** Begin EXERCISE DATA **
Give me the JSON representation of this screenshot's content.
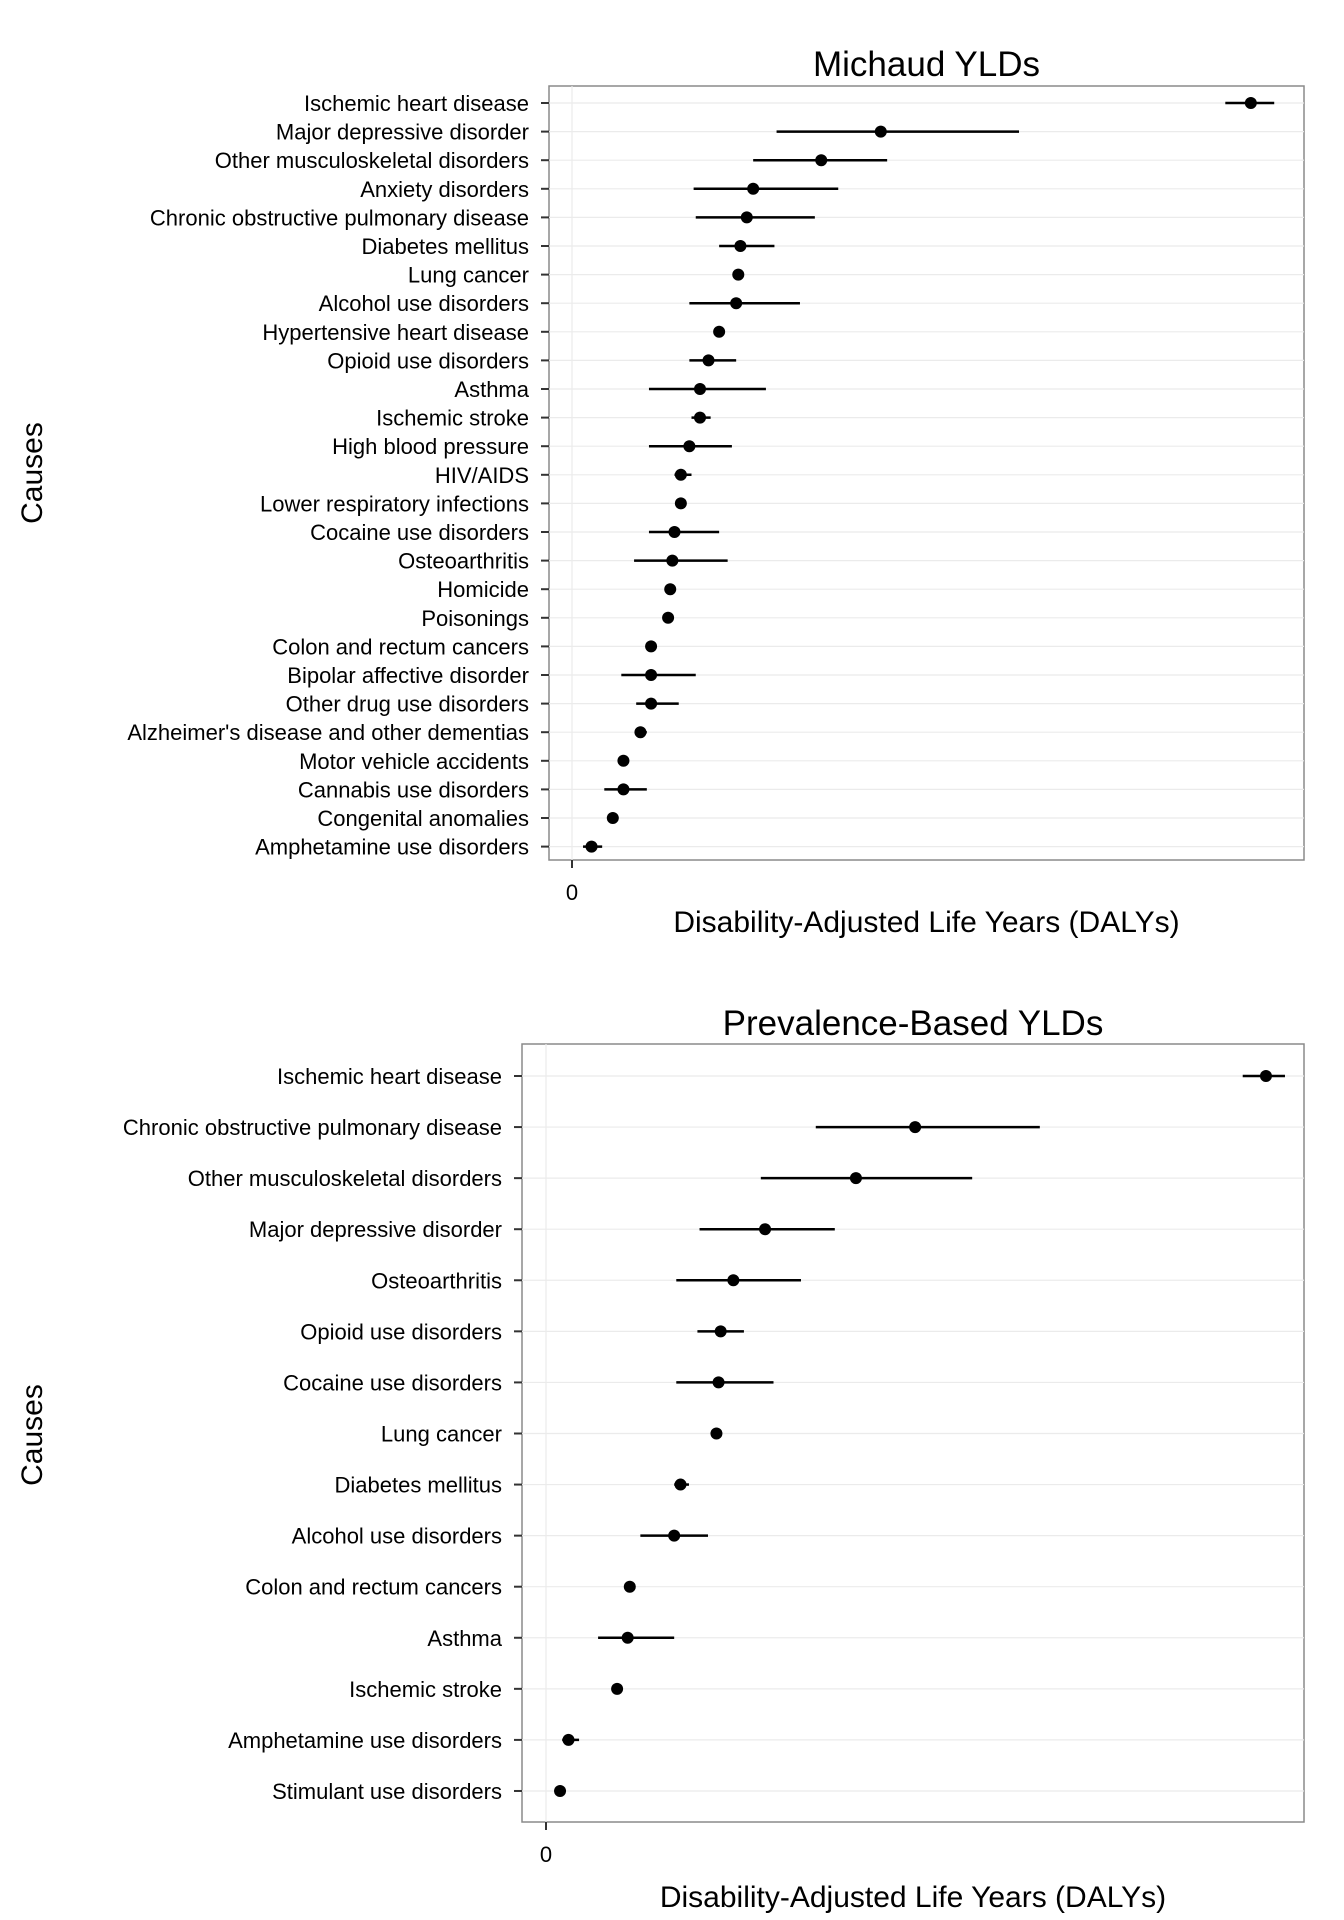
{
  "chart_data": [
    {
      "type": "dot-interval",
      "title": "Michaud YLDs",
      "xlabel": "Disability-Adjusted Life Years (DALYs)",
      "ylabel": "Causes",
      "x_ticks": [
        "0"
      ],
      "xlim": [
        -1.2,
        34.3
      ],
      "grid": true,
      "categories": [
        "Ischemic heart disease",
        "Major depressive disorder",
        "Other musculoskeletal disorders",
        "Anxiety disorders",
        "Chronic obstructive pulmonary disease",
        "Diabetes mellitus",
        "Lung cancer",
        "Alcohol use disorders",
        "Hypertensive heart disease",
        "Opioid use disorders",
        "Asthma",
        "Ischemic stroke",
        "High blood pressure",
        "HIV/AIDS",
        "Lower respiratory infections",
        "Cocaine use disorders",
        "Osteoarthritis",
        "Homicide",
        "Poisonings",
        "Colon and rectum cancers",
        "Bipolar affective disorder",
        "Other drug use disorders",
        "Alzheimer's disease and other dementias",
        "Motor vehicle accidents",
        "Cannabis use disorders",
        "Congenital anomalies",
        "Amphetamine use disorders"
      ],
      "values": [
        31.8,
        14.4,
        11.6,
        8.4,
        8.1,
        7.8,
        7.7,
        7.6,
        6.8,
        6.3,
        5.9,
        5.9,
        5.4,
        5.0,
        5.0,
        4.7,
        4.6,
        4.5,
        4.4,
        3.6,
        3.6,
        3.6,
        3.1,
        2.3,
        2.3,
        1.8,
        0.8
      ],
      "lower": [
        30.6,
        9.5,
        8.4,
        5.6,
        5.7,
        6.8,
        7.7,
        5.4,
        6.8,
        5.4,
        3.5,
        5.5,
        3.5,
        4.7,
        5.0,
        3.5,
        2.8,
        4.5,
        4.4,
        3.6,
        2.2,
        2.9,
        2.9,
        2.3,
        1.4,
        1.8,
        0.4
      ],
      "upper": [
        32.9,
        20.9,
        14.7,
        12.4,
        11.3,
        9.4,
        7.7,
        10.6,
        6.8,
        7.6,
        9.0,
        6.4,
        7.4,
        5.5,
        5.0,
        6.8,
        7.2,
        4.5,
        4.4,
        3.6,
        5.7,
        4.9,
        3.4,
        2.3,
        3.4,
        1.8,
        1.3
      ]
    },
    {
      "type": "dot-interval",
      "title": "Prevalence-Based YLDs",
      "xlabel": "Disability-Adjusted Life Years (DALYs)",
      "ylabel": "Causes",
      "x_ticks": [
        "0"
      ],
      "xlim": [
        -1.0,
        36.0
      ],
      "grid": true,
      "categories": [
        "Ischemic heart disease",
        "Chronic obstructive pulmonary disease",
        "Other musculoskeletal disorders",
        "Major depressive disorder",
        "Osteoarthritis",
        "Opioid use disorders",
        "Cocaine use disorders",
        "Lung cancer",
        "Diabetes mellitus",
        "Alcohol use disorders",
        "Colon and rectum cancers",
        "Asthma",
        "Ischemic stroke",
        "Amphetamine use disorders",
        "Stimulant use disorders"
      ],
      "values": [
        34.2,
        17.6,
        14.8,
        10.5,
        9.0,
        8.4,
        8.3,
        8.2,
        6.5,
        6.2,
        4.1,
        4.0,
        3.5,
        1.2,
        0.8
      ],
      "lower": [
        33.1,
        12.9,
        10.3,
        7.4,
        6.3,
        7.3,
        6.3,
        8.0,
        6.2,
        4.6,
        4.0,
        2.6,
        3.5,
        0.9,
        0.6
      ],
      "upper": [
        35.1,
        23.5,
        20.3,
        13.8,
        12.2,
        9.5,
        10.9,
        8.4,
        6.9,
        7.8,
        4.3,
        6.2,
        3.5,
        1.7,
        1.0
      ]
    }
  ]
}
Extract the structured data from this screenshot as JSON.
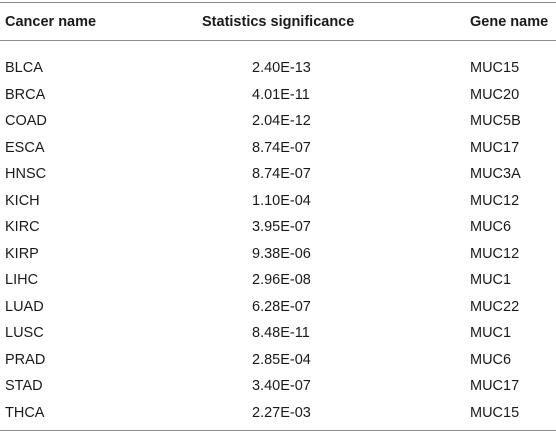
{
  "table": {
    "headers": {
      "cancer": "Cancer name",
      "stat": "Statistics significance",
      "gene": "Gene name"
    },
    "rows": [
      {
        "cancer": "BLCA",
        "stat": "2.40E-13",
        "gene": "MUC15"
      },
      {
        "cancer": "BRCA",
        "stat": "4.01E-11",
        "gene": "MUC20"
      },
      {
        "cancer": "COAD",
        "stat": "2.04E-12",
        "gene": "MUC5B"
      },
      {
        "cancer": "ESCA",
        "stat": "8.74E-07",
        "gene": "MUC17"
      },
      {
        "cancer": "HNSC",
        "stat": "8.74E-07",
        "gene": "MUC3A"
      },
      {
        "cancer": "KICH",
        "stat": "1.10E-04",
        "gene": "MUC12"
      },
      {
        "cancer": "KIRC",
        "stat": "3.95E-07",
        "gene": "MUC6"
      },
      {
        "cancer": "KIRP",
        "stat": "9.38E-06",
        "gene": "MUC12"
      },
      {
        "cancer": "LIHC",
        "stat": "2.96E-08",
        "gene": "MUC1"
      },
      {
        "cancer": "LUAD",
        "stat": "6.28E-07",
        "gene": "MUC22"
      },
      {
        "cancer": "LUSC",
        "stat": "8.48E-11",
        "gene": "MUC1"
      },
      {
        "cancer": "PRAD",
        "stat": "2.85E-04",
        "gene": "MUC6"
      },
      {
        "cancer": "STAD",
        "stat": "3.40E-07",
        "gene": "MUC17"
      },
      {
        "cancer": "THCA",
        "stat": "2.27E-03",
        "gene": "MUC15"
      }
    ]
  }
}
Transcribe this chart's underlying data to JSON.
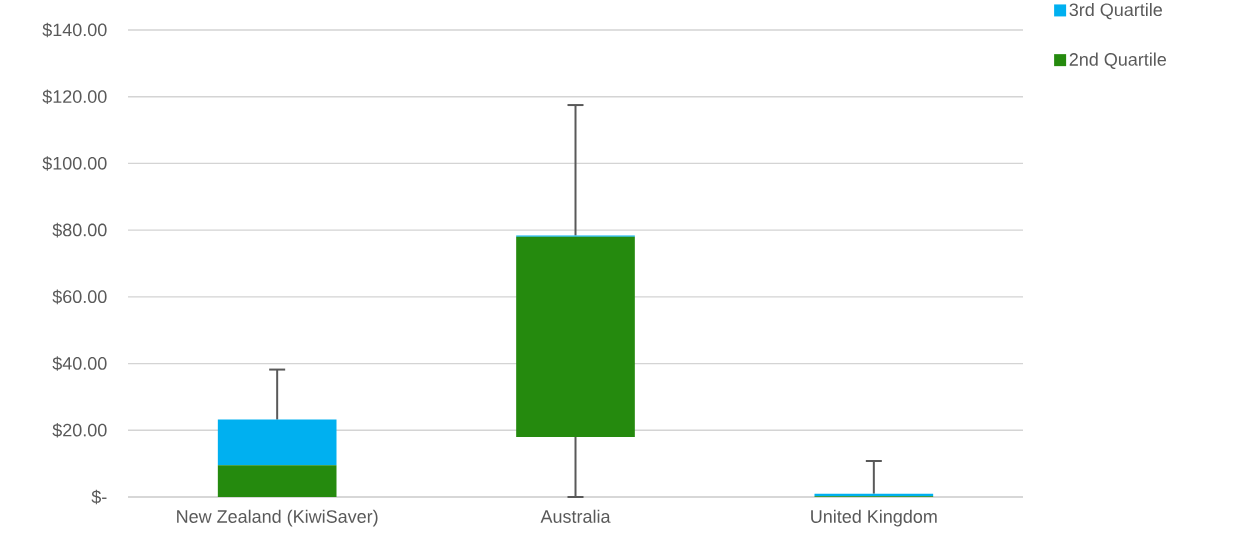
** End EXERCISE DATA **
EXERCISE OBJECTIVE:
Without the pictures, reproduce every line of the records above exactly.

ANSWER BELOW:
Give me the JSON representation of this screenshot's content.
{
  "chart_data": [
    {
      "type": "dot-interval",
      "title": "Michaud YLDs",
      "xlabel": "Disability-Adjusted Life Years (DALYs)",
      "ylabel": "Causes",
      "x_ticks": [
        "0"
      ],
      "xlim": [
        -1.2,
        34.3
      ],
      "grid": true,
      "categories": [
        "Ischemic heart disease",
        "Major depressive disorder",
        "Other musculoskeletal disorders",
        "Anxiety disorders",
        "Chronic obstructive pulmonary disease",
        "Diabetes mellitus",
        "Lung cancer",
        "Alcohol use disorders",
        "Hypertensive heart disease",
        "Opioid use disorders",
        "Asthma",
        "Ischemic stroke",
        "High blood pressure",
        "HIV/AIDS",
        "Lower respiratory infections",
        "Cocaine use disorders",
        "Osteoarthritis",
        "Homicide",
        "Poisonings",
        "Colon and rectum cancers",
        "Bipolar affective disorder",
        "Other drug use disorders",
        "Alzheimer's disease and other dementias",
        "Motor vehicle accidents",
        "Cannabis use disorders",
        "Congenital anomalies",
        "Amphetamine use disorders"
      ],
      "values": [
        31.8,
        14.4,
        11.6,
        8.4,
        8.1,
        7.8,
        7.7,
        7.6,
        6.8,
        6.3,
        5.9,
        5.9,
        5.4,
        5.0,
        5.0,
        4.7,
        4.6,
        4.5,
        4.4,
        3.6,
        3.6,
        3.6,
        3.1,
        2.3,
        2.3,
        1.8,
        0.8
      ],
      "lower": [
        30.6,
        9.5,
        8.4,
        5.6,
        5.7,
        6.8,
        7.7,
        5.4,
        6.8,
        5.4,
        3.5,
        5.5,
        3.5,
        4.7,
        5.0,
        3.5,
        2.8,
        4.5,
        4.4,
        3.6,
        2.2,
        2.9,
        2.9,
        2.3,
        1.4,
        1.8,
        0.4
      ],
      "upper": [
        32.9,
        20.9,
        14.7,
        12.4,
        11.3,
        9.4,
        7.7,
        10.6,
        6.8,
        7.6,
        9.0,
        6.4,
        7.4,
        5.5,
        5.0,
        6.8,
        7.2,
        4.5,
        4.4,
        3.6,
        5.7,
        4.9,
        3.4,
        2.3,
        3.4,
        1.8,
        1.3
      ]
    },
    {
      "type": "dot-interval",
      "title": "Prevalence-Based YLDs",
      "xlabel": "Disability-Adjusted Life Years (DALYs)",
      "ylabel": "Causes",
      "x_ticks": [
        "0"
      ],
      "xlim": [
        -1.0,
        36.0
      ],
      "grid": true,
      "categories": [
        "Ischemic heart disease",
        "Chronic obstructive pulmonary disease",
        "Other musculoskeletal disorders",
        "Major depressive disorder",
        "Osteoarthritis",
        "Opioid use disorders",
        "Cocaine use disorders",
        "Lung cancer",
        "Diabetes mellitus",
        "Alcohol use disorders",
        "Colon and rectum cancers",
        "Asthma",
        "Ischemic stroke",
        "Amphetamine use disorders",
        "Stimulant use disorders"
      ],
      "values": [
        34.2,
        17.6,
        14.8,
        10.5,
        9.0,
        8.4,
        8.3,
        8.2,
        6.5,
        6.2,
        4.1,
        4.0,
        3.5,
        1.2,
        0.8
      ],
      "lower": [
        33.1,
        12.9,
        10.3,
        7.4,
        6.3,
        7.3,
        6.3,
        8.0,
        6.2,
        4.6,
        4.0,
        2.6,
        3.5,
        0.9,
        0.6
      ],
      "upper": [
        35.1,
        23.5,
        20.3,
        13.8,
        12.2,
        9.5,
        10.9,
        8.4,
        6.9,
        7.8,
        4.3,
        6.2,
        3.5,
        1.7,
        1.0
      ]
    }
  ]
}
Extract the structured data from this screenshot as JSON.
{
  "table": {
    "headers": {
      "cancer": "Cancer name",
      "stat": "Statistics significance",
      "gene": "Gene name"
    },
    "rows": [
      {
        "cancer": "BLCA",
        "stat": "2.40E-13",
        "gene": "MUC15"
      },
      {
        "cancer": "BRCA",
        "stat": "4.01E-11",
        "gene": "MUC20"
      },
      {
        "cancer": "COAD",
        "stat": "2.04E-12",
        "gene": "MUC5B"
      },
      {
        "cancer": "ESCA",
        "stat": "8.74E-07",
        "gene": "MUC17"
      },
      {
        "cancer": "HNSC",
        "stat": "8.74E-07",
        "gene": "MUC3A"
      },
      {
        "cancer": "KICH",
        "stat": "1.10E-04",
        "gene": "MUC12"
      },
      {
        "cancer": "KIRC",
        "stat": "3.95E-07",
        "gene": "MUC6"
      },
      {
        "cancer": "KIRP",
        "stat": "9.38E-06",
        "gene": "MUC12"
      },
      {
        "cancer": "LIHC",
        "stat": "2.96E-08",
        "gene": "MUC1"
      },
      {
        "cancer": "LUAD",
        "stat": "6.28E-07",
        "gene": "MUC22"
      },
      {
        "cancer": "LUSC",
        "stat": "8.48E-11",
        "gene": "MUC1"
      },
      {
        "cancer": "PRAD",
        "stat": "2.85E-04",
        "gene": "MUC6"
      },
      {
        "cancer": "STAD",
        "stat": "3.40E-07",
        "gene": "MUC17"
      },
      {
        "cancer": "THCA",
        "stat": "2.27E-03",
        "gene": "MUC15"
      }
    ]
  }
}
Transcribe this chart's underlying data to JSON.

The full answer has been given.